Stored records
★ ★ ★ ★ ★ ★ ★
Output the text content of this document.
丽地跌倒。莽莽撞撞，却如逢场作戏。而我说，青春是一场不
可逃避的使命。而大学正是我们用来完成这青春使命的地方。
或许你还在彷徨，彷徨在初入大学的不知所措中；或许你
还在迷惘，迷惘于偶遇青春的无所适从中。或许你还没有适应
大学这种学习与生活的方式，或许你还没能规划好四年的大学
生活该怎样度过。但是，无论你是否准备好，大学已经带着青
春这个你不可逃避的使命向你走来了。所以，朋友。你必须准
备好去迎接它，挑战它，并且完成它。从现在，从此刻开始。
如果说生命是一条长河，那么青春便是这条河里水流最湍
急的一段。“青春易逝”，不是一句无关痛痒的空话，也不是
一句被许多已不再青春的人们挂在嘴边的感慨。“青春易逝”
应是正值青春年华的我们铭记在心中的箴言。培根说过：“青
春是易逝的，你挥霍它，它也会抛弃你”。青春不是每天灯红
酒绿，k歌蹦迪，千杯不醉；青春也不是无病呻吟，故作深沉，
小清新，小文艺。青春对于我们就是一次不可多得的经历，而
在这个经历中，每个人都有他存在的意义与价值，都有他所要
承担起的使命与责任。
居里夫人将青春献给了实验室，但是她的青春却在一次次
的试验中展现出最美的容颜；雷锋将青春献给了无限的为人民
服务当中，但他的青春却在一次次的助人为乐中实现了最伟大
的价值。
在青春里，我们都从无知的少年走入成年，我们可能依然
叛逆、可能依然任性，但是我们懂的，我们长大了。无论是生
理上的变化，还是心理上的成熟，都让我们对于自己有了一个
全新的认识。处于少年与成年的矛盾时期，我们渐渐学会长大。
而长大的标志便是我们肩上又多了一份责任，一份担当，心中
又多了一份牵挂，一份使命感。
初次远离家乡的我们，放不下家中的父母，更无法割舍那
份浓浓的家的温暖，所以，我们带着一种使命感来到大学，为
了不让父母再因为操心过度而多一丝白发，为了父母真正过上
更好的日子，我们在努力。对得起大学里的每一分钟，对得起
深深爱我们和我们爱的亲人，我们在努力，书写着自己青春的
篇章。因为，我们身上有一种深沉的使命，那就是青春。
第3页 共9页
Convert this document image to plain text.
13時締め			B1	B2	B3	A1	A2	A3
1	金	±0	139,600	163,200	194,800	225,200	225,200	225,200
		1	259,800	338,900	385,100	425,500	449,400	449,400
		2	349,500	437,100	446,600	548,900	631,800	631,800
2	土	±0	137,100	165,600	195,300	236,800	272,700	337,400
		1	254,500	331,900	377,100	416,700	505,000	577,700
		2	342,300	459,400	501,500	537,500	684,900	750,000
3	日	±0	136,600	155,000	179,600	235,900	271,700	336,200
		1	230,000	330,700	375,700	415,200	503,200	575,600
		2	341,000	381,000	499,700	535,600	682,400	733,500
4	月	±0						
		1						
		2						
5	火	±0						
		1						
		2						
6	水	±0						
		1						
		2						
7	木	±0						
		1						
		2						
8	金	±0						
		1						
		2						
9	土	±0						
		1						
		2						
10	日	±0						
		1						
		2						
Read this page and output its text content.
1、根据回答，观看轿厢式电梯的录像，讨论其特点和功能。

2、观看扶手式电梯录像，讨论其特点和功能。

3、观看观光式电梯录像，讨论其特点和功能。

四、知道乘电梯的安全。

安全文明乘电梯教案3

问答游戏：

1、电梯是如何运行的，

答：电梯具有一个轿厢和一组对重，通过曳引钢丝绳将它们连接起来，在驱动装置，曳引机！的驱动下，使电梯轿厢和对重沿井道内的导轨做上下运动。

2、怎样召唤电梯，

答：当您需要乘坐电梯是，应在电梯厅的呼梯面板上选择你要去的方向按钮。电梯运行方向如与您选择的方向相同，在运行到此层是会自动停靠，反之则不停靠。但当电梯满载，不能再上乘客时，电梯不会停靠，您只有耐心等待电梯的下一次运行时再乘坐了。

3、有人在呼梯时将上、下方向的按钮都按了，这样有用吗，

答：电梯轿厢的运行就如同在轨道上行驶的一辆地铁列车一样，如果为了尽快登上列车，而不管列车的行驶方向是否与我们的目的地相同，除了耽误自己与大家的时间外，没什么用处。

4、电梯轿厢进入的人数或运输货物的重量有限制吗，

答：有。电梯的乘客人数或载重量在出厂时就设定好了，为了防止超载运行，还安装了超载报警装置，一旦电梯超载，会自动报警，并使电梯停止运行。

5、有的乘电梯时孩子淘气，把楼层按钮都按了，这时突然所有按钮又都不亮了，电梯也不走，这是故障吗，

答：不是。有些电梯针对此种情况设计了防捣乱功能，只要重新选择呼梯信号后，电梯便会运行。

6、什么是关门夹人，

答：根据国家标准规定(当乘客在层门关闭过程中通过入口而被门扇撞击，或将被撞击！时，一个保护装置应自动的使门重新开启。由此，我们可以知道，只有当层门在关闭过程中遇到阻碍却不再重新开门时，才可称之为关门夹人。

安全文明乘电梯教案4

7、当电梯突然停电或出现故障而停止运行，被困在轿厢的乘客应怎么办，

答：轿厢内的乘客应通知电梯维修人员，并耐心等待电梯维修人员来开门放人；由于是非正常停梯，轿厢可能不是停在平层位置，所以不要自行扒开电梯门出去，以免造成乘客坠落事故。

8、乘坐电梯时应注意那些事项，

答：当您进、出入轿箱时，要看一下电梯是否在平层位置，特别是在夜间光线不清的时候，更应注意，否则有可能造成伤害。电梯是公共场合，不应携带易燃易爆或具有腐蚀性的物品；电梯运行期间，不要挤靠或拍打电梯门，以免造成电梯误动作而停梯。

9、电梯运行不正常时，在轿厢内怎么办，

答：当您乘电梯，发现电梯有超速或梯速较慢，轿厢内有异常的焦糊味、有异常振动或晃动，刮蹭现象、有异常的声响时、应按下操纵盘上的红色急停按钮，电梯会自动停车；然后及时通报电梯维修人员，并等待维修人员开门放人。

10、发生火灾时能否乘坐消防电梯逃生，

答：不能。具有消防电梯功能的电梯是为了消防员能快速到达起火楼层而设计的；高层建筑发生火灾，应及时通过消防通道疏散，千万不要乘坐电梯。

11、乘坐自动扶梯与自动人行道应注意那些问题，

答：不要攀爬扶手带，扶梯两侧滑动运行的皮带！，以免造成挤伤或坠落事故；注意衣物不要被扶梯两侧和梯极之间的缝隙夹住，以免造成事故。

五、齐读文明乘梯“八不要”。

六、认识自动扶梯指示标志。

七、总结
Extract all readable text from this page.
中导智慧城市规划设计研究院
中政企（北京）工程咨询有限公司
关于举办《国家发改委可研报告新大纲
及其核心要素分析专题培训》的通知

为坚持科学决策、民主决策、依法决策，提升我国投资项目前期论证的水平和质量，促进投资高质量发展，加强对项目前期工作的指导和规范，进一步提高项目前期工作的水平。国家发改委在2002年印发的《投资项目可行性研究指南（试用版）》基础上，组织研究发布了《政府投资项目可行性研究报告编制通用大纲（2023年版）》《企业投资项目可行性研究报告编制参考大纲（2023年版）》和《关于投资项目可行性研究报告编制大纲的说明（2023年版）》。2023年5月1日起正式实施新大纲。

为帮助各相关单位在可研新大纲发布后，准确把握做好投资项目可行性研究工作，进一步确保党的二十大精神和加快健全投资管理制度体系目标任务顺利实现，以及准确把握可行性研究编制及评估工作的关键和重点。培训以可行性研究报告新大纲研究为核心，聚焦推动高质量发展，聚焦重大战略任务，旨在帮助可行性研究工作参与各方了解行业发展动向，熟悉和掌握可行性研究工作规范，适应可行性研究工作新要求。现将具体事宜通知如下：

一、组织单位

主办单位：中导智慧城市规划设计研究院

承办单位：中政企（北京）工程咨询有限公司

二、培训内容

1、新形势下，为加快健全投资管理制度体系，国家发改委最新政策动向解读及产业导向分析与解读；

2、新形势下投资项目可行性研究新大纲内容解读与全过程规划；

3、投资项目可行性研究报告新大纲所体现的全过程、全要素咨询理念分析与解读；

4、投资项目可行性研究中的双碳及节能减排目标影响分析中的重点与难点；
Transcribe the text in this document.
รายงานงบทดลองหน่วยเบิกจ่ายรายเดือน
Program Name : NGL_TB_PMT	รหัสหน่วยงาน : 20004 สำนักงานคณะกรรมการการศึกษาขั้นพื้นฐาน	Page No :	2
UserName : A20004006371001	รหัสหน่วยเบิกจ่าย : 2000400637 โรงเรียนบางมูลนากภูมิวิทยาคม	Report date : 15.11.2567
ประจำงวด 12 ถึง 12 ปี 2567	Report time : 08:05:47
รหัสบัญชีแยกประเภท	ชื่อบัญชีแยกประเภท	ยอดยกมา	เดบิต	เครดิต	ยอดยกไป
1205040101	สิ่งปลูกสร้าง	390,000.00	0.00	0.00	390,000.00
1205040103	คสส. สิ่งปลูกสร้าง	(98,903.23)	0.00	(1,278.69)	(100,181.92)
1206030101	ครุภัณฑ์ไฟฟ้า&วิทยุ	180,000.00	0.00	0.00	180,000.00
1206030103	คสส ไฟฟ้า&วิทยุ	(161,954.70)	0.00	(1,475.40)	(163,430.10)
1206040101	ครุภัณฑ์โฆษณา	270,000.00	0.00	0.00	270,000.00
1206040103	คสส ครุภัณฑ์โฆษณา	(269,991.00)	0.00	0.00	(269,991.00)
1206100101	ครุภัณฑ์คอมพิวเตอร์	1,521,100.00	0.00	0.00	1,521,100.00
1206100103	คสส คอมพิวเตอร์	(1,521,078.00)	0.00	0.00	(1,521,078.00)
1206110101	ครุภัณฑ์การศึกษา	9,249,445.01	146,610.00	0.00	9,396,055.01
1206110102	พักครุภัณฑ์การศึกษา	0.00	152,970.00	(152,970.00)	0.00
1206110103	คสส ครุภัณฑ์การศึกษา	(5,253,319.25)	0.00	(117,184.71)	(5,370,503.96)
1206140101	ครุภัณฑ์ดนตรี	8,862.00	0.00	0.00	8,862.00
★ ★ ★ ★ ★ ★ ★
JOB |
Identify every line where the string "content" appears.

ANSWER IN FULL |
Output the text content of this document.
Read this page and output its text content.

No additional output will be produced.